- **Record extracts**
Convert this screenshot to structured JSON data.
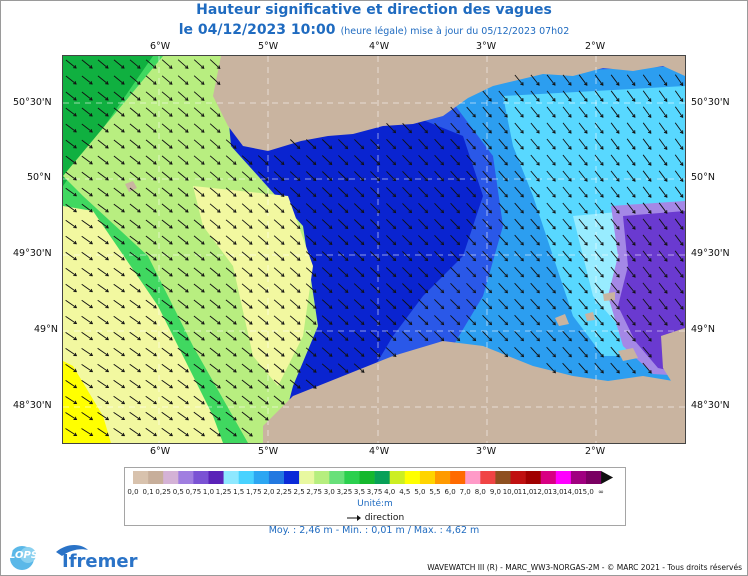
{
  "header": {
    "title": "Hauteur significative et direction des vagues",
    "date": "le 04/12/2023 10:00",
    "update": "(heure légale) mise à jour du 05/12/2023 07h02"
  },
  "axes": {
    "lon_top": [
      "6°W",
      "5°W",
      "4°W",
      "3°W",
      "2°W"
    ],
    "lon_bottom": [
      "6°W",
      "5°W",
      "4°W",
      "3°W",
      "2°W"
    ],
    "lat_left": [
      "50°30'N",
      "50°N",
      "49°30'N",
      "49°N",
      "48°30'N"
    ],
    "lat_right": [
      "50°30'N",
      "50°N",
      "49°30'N",
      "49°N",
      "48°30'N"
    ]
  },
  "legend": {
    "labels": [
      "0,0",
      "0,1",
      "0,25",
      "0,5",
      "0,75",
      "1,0",
      "1,25",
      "1,5",
      "1,75",
      "2,0",
      "2,25",
      "2,5",
      "2,75",
      "3,0",
      "3,25",
      "3,5",
      "3,75",
      "4,0",
      "4,5",
      "5,0",
      "5,5",
      "6,0",
      "7,0",
      "8,0",
      "9,0",
      "10,0",
      "11,0",
      "12,0",
      "13,0",
      "14,0",
      "15,0",
      "∞"
    ],
    "colors": [
      "#d8c2ad",
      "#c7ae9a",
      "#d4b2d6",
      "#a07ee0",
      "#7a52d4",
      "#5a22b8",
      "#8ee8ff",
      "#48d2ff",
      "#2ca6f2",
      "#2278e0",
      "#0a2ad8",
      "#e8f8a0",
      "#b6ee7e",
      "#68e07a",
      "#2ad04e",
      "#15b82e",
      "#08a058",
      "#ccee22",
      "#ffff00",
      "#ffd400",
      "#ff9a00",
      "#ff6a00",
      "#ff9ac8",
      "#f04444",
      "#8e5020",
      "#c01010",
      "#a00000",
      "#d80082",
      "#ff00ff",
      "#a00080",
      "#7a0062"
    ],
    "unit": "Unité:m",
    "direction": "direction"
  },
  "stats": "Moy. : 2,46 m   -   Min. : 0,01 m / Max. : 4,62 m",
  "logos": {
    "lops": "LOPS",
    "ifremer": "Ifremer"
  },
  "credit": "WAVEWATCH III (R) - MARC_WW3-NORGAS-2M - © MARC 2021 - Tous droits réservés",
  "map_colors": {
    "land": "#c9b4a0",
    "coast_white": "#ffffff",
    "yellow": "#ffff00",
    "pale_yellow": "#f2f8a0",
    "light_green": "#b8ee80",
    "green": "#40d860",
    "dark_green": "#10b040",
    "navy": "#0a24d0",
    "blue": "#2a58e8",
    "mid_blue": "#2c9ef0",
    "cyan": "#58d8ff",
    "light_cyan": "#98ecff",
    "purple": "#6a3ad0",
    "light_purple": "#a488e6"
  }
}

- **What the task asks**
Exactly as written, return every line of the listing, but not the pictures.

- **The reply**
Convert this screenshot to structured JSON data.
{
  "header": {
    "title": "Hauteur significative et direction des vagues",
    "date": "le 04/12/2023 10:00",
    "update": "(heure légale) mise à jour du 05/12/2023 07h02"
  },
  "axes": {
    "lon_top": [
      "6°W",
      "5°W",
      "4°W",
      "3°W",
      "2°W"
    ],
    "lon_bottom": [
      "6°W",
      "5°W",
      "4°W",
      "3°W",
      "2°W"
    ],
    "lat_left": [
      "50°30'N",
      "50°N",
      "49°30'N",
      "49°N",
      "48°30'N"
    ],
    "lat_right": [
      "50°30'N",
      "50°N",
      "49°30'N",
      "49°N",
      "48°30'N"
    ]
  },
  "legend": {
    "labels": [
      "0,0",
      "0,1",
      "0,25",
      "0,5",
      "0,75",
      "1,0",
      "1,25",
      "1,5",
      "1,75",
      "2,0",
      "2,25",
      "2,5",
      "2,75",
      "3,0",
      "3,25",
      "3,5",
      "3,75",
      "4,0",
      "4,5",
      "5,0",
      "5,5",
      "6,0",
      "7,0",
      "8,0",
      "9,0",
      "10,0",
      "11,0",
      "12,0",
      "13,0",
      "14,0",
      "15,0",
      "∞"
    ],
    "colors": [
      "#d8c2ad",
      "#c7ae9a",
      "#d4b2d6",
      "#a07ee0",
      "#7a52d4",
      "#5a22b8",
      "#8ee8ff",
      "#48d2ff",
      "#2ca6f2",
      "#2278e0",
      "#0a2ad8",
      "#e8f8a0",
      "#b6ee7e",
      "#68e07a",
      "#2ad04e",
      "#15b82e",
      "#08a058",
      "#ccee22",
      "#ffff00",
      "#ffd400",
      "#ff9a00",
      "#ff6a00",
      "#ff9ac8",
      "#f04444",
      "#8e5020",
      "#c01010",
      "#a00000",
      "#d80082",
      "#ff00ff",
      "#a00080",
      "#7a0062"
    ],
    "unit": "Unité:m",
    "direction": "direction"
  },
  "stats": "Moy. : 2,46 m   -   Min. : 0,01 m / Max. : 4,62 m",
  "logos": {
    "lops": "LOPS",
    "ifremer": "Ifremer"
  },
  "credit": "WAVEWATCH III (R) - MARC_WW3-NORGAS-2M - © MARC 2021 - Tous droits réservés",
  "map_colors": {
    "land": "#c9b4a0",
    "coast_white": "#ffffff",
    "yellow": "#ffff00",
    "pale_yellow": "#f2f8a0",
    "light_green": "#b8ee80",
    "green": "#40d860",
    "dark_green": "#10b040",
    "navy": "#0a24d0",
    "blue": "#2a58e8",
    "mid_blue": "#2c9ef0",
    "cyan": "#58d8ff",
    "light_cyan": "#98ecff",
    "purple": "#6a3ad0",
    "light_purple": "#a488e6"
  }
}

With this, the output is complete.